Exercise details:
Count how many lines mention the word "grid". Write that number alone.

[Dataset records]
Begin
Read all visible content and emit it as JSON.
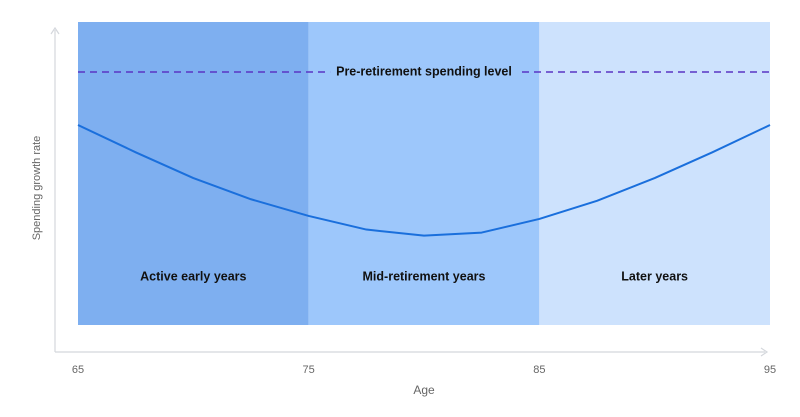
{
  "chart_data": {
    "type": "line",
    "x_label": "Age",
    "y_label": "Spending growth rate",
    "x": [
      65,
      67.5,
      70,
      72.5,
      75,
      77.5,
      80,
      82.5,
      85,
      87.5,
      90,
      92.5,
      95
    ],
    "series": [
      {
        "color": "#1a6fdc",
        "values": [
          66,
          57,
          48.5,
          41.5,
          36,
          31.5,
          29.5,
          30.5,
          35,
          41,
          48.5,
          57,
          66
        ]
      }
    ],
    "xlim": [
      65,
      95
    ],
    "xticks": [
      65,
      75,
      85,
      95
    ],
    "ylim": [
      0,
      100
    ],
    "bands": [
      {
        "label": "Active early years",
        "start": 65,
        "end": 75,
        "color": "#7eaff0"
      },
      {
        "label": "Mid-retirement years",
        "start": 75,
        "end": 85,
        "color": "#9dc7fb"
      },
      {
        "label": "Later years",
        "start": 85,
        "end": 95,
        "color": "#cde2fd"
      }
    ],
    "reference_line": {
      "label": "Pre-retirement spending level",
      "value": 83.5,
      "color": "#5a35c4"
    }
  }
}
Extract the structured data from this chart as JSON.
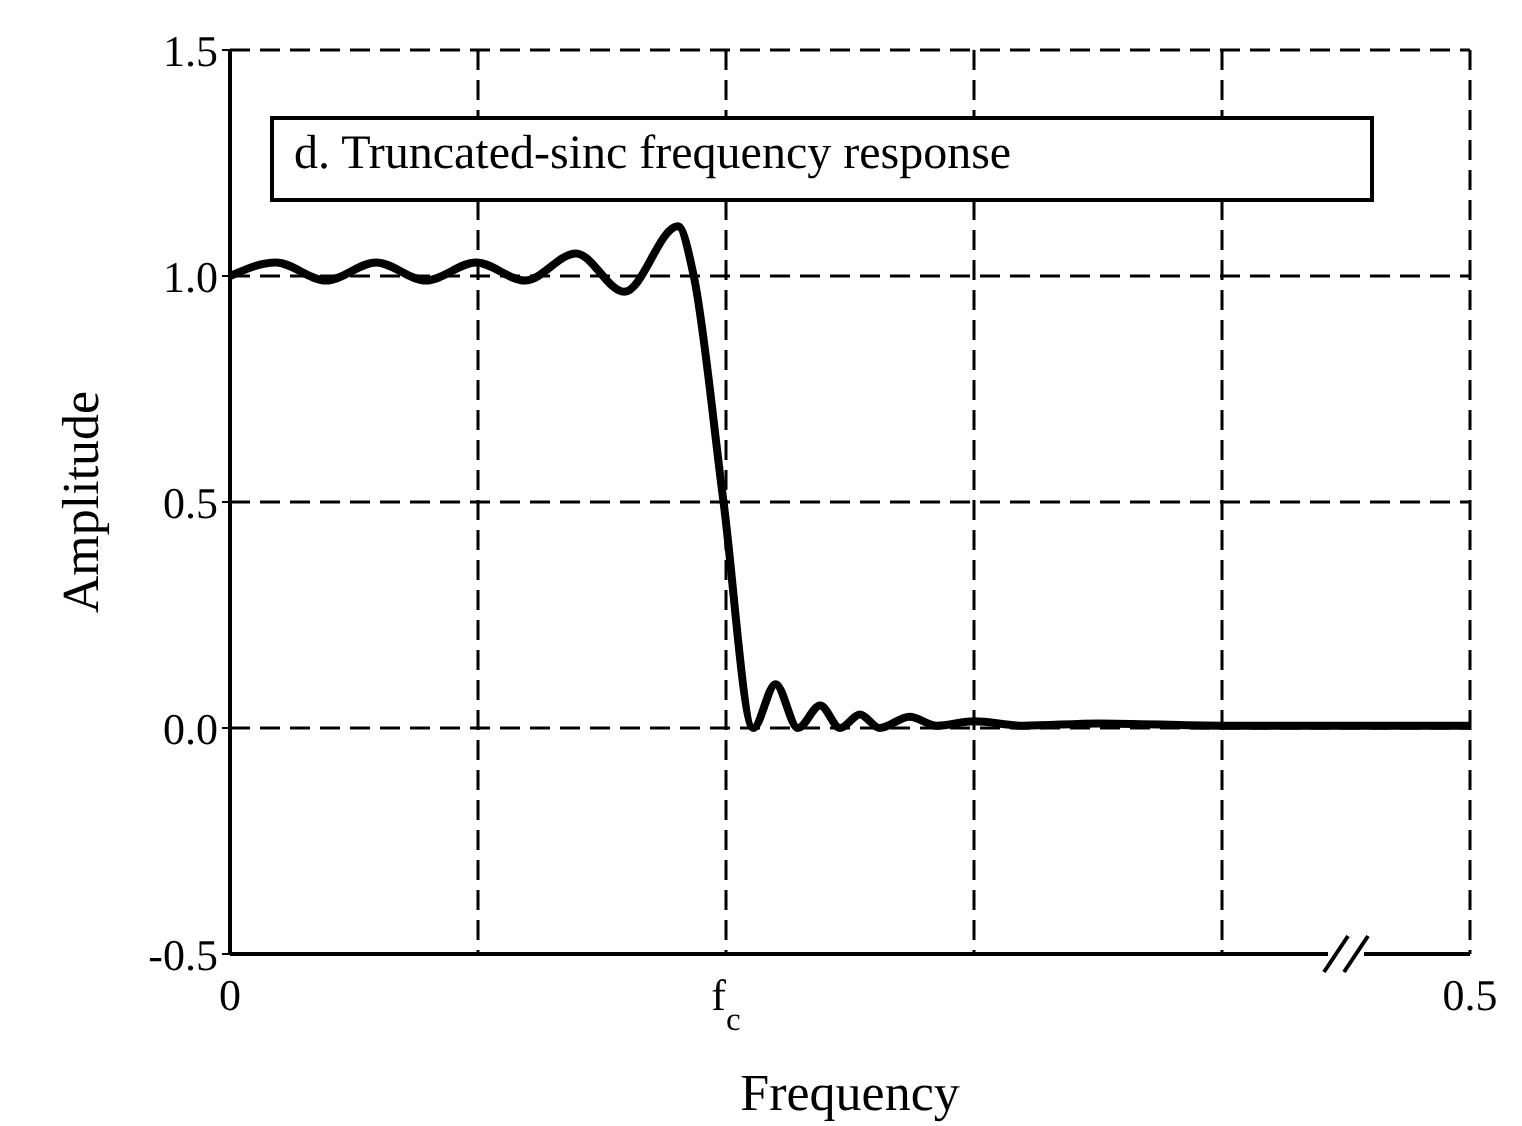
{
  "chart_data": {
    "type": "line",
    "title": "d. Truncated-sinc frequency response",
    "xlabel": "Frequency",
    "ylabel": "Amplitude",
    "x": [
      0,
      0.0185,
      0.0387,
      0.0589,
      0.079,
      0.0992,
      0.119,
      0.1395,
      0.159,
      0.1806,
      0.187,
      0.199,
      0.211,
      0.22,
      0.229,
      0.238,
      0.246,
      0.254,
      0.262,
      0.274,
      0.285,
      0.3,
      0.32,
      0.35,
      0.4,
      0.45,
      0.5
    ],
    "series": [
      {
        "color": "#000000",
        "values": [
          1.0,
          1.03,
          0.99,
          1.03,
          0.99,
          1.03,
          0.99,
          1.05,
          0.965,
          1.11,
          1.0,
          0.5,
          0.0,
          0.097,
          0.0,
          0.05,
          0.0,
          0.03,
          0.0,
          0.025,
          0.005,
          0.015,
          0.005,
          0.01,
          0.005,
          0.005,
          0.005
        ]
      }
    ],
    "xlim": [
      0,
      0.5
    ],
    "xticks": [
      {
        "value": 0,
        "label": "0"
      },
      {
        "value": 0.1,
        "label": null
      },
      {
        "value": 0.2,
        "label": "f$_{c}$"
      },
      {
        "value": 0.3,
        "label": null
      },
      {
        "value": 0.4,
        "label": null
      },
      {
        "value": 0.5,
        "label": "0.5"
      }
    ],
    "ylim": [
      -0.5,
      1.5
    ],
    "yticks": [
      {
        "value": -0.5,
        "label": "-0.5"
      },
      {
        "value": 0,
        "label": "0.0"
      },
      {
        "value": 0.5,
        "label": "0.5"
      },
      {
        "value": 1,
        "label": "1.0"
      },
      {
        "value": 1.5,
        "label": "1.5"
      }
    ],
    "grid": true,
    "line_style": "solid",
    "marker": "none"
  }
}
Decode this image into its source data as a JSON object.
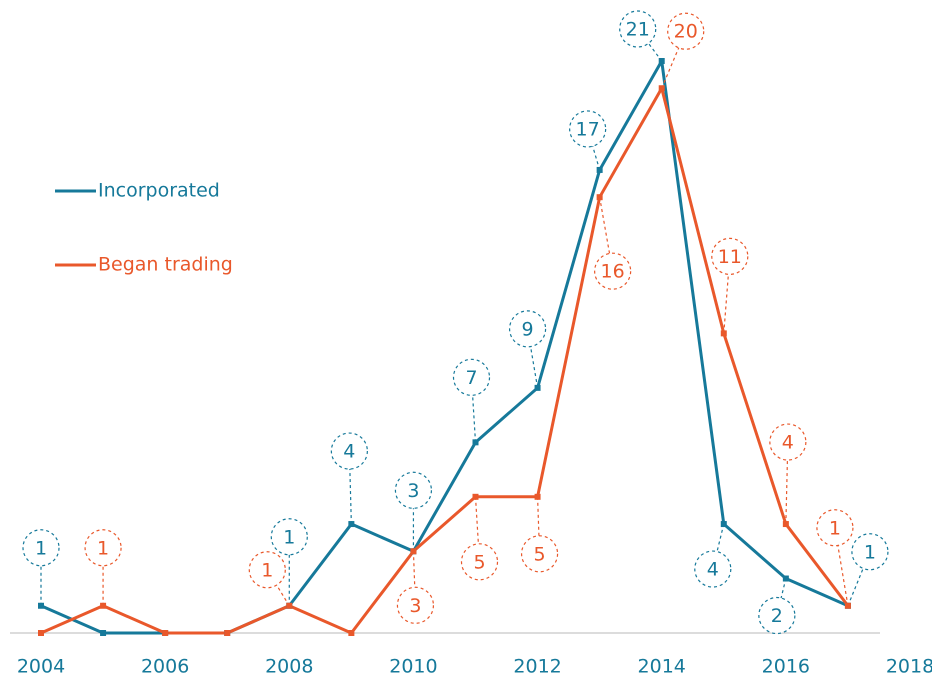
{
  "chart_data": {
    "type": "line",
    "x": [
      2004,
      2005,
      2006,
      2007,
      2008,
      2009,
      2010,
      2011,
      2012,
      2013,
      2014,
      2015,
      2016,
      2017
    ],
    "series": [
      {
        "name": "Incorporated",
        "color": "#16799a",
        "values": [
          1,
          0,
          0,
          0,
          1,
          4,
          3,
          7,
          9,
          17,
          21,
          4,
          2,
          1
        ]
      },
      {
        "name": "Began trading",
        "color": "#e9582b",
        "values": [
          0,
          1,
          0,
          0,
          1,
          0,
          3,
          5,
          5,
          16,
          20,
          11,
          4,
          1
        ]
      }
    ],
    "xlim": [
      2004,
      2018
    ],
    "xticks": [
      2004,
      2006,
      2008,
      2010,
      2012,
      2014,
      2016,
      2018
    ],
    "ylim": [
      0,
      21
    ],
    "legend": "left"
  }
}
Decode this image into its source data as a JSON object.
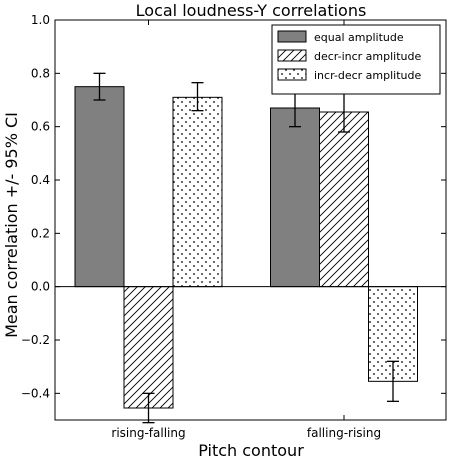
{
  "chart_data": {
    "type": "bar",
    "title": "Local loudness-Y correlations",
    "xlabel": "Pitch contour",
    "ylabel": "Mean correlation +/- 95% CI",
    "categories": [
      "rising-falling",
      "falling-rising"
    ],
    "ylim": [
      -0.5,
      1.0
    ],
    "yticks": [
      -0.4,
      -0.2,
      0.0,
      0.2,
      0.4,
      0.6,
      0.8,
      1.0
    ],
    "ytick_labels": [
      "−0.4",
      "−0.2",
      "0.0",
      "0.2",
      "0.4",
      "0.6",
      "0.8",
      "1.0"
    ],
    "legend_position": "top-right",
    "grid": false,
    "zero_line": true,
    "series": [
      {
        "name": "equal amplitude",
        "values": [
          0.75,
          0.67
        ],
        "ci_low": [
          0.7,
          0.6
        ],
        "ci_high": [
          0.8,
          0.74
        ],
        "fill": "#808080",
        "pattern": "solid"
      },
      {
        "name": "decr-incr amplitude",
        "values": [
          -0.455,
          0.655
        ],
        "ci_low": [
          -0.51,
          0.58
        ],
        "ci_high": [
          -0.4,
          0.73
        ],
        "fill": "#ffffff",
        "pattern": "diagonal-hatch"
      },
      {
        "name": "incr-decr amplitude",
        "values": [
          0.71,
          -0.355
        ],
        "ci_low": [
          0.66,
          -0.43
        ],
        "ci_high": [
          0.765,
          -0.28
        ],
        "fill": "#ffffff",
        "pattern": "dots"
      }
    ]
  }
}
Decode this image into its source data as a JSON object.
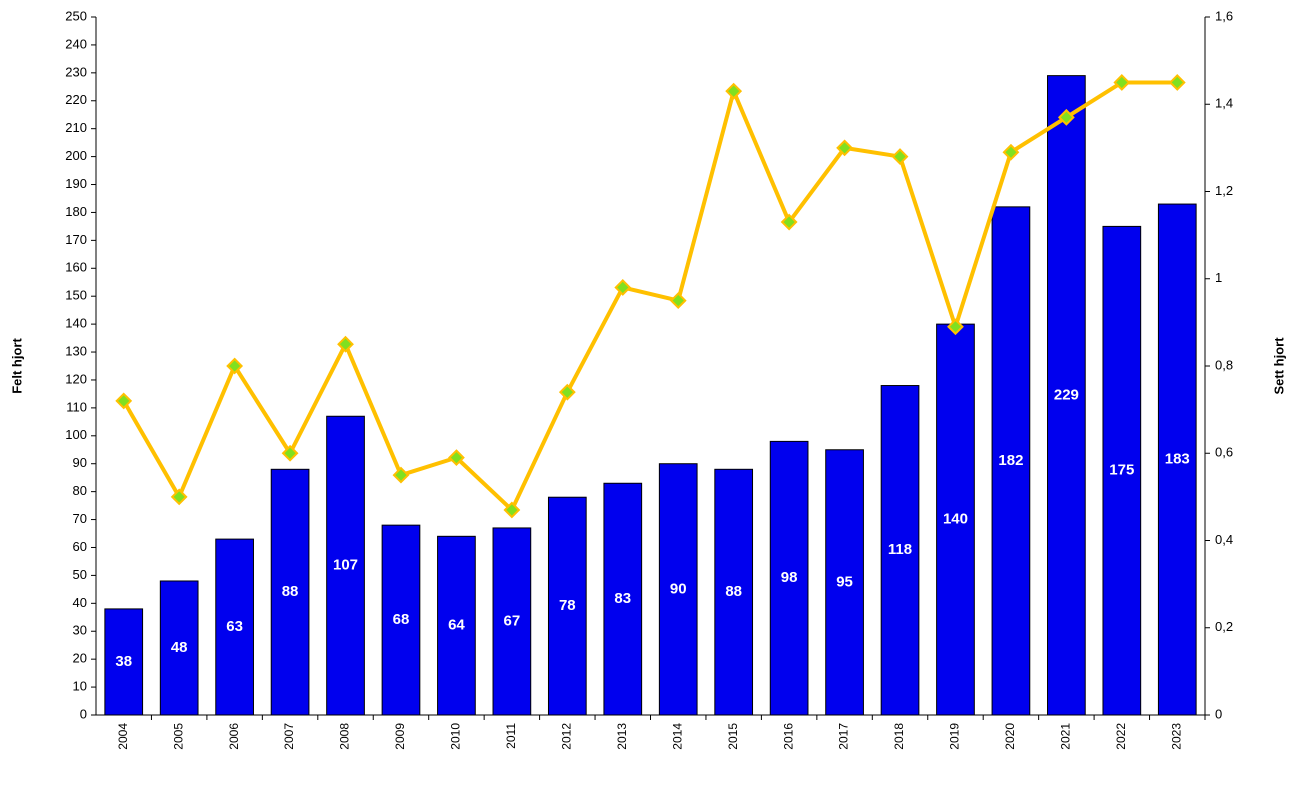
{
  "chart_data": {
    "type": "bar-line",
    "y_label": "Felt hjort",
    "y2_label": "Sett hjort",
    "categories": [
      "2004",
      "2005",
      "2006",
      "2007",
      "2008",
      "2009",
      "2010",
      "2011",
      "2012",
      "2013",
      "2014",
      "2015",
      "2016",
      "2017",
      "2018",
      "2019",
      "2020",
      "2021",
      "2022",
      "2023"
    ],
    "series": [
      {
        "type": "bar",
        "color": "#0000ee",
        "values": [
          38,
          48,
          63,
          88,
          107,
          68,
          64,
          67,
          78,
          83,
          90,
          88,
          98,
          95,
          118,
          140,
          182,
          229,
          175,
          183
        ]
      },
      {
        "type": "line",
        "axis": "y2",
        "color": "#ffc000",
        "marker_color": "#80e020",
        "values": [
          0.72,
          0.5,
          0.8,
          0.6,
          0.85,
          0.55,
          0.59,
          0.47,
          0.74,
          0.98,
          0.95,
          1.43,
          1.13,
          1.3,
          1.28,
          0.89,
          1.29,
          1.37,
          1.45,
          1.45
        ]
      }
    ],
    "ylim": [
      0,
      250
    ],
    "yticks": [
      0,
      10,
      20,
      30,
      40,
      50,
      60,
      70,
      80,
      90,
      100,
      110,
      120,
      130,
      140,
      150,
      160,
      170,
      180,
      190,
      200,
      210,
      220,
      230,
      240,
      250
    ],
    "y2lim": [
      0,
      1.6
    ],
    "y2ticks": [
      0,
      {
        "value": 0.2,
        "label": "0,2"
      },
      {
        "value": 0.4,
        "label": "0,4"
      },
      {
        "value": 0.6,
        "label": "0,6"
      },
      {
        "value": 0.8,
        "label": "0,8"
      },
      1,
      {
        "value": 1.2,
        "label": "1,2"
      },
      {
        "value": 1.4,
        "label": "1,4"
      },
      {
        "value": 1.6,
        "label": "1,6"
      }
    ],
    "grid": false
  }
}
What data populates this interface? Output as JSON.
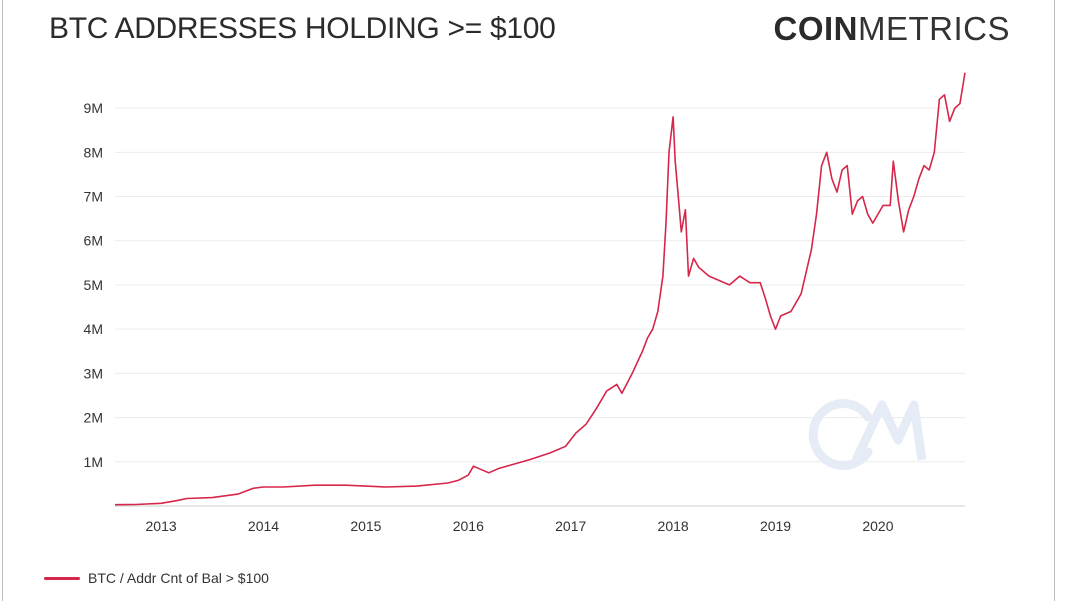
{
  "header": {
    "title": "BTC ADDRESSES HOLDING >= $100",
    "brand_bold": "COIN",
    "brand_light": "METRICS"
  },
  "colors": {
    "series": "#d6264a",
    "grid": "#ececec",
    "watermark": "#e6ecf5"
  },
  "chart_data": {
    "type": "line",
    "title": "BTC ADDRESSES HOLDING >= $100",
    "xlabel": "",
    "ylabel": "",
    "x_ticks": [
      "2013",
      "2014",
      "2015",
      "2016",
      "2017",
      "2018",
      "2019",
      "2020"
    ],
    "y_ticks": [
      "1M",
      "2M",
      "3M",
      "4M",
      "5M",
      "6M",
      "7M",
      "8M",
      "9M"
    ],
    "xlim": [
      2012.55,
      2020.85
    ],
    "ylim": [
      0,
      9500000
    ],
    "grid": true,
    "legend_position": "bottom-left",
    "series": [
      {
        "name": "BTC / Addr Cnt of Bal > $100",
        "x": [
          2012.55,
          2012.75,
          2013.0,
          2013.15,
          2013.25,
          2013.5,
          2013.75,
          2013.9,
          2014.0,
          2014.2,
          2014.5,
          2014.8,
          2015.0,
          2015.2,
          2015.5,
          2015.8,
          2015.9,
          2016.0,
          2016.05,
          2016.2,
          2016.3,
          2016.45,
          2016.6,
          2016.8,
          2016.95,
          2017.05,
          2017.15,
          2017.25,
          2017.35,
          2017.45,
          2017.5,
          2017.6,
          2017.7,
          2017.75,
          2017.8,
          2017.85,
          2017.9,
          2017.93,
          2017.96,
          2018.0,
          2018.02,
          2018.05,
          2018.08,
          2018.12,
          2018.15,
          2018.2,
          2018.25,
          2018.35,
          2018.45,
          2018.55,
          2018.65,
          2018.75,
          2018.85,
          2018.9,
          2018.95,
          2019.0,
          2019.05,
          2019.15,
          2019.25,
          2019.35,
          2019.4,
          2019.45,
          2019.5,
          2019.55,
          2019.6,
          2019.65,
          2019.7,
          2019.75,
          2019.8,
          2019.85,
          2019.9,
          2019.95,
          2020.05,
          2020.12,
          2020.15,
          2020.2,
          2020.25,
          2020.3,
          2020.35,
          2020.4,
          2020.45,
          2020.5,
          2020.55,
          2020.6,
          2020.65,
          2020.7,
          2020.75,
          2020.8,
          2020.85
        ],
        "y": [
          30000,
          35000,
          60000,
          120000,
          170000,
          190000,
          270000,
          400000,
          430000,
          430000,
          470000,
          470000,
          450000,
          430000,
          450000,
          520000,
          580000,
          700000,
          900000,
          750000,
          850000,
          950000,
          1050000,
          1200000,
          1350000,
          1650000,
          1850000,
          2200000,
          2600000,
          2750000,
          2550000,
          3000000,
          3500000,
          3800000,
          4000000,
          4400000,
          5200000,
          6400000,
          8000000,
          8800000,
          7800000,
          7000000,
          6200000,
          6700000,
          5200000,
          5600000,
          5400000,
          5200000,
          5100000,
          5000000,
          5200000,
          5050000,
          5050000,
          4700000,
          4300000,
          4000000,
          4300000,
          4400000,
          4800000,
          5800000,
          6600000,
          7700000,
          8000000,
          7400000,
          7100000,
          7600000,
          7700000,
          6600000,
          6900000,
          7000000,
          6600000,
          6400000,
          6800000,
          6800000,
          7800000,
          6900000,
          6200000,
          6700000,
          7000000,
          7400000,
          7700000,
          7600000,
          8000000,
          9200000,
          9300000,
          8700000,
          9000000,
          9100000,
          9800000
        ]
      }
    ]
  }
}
End
Full output:
5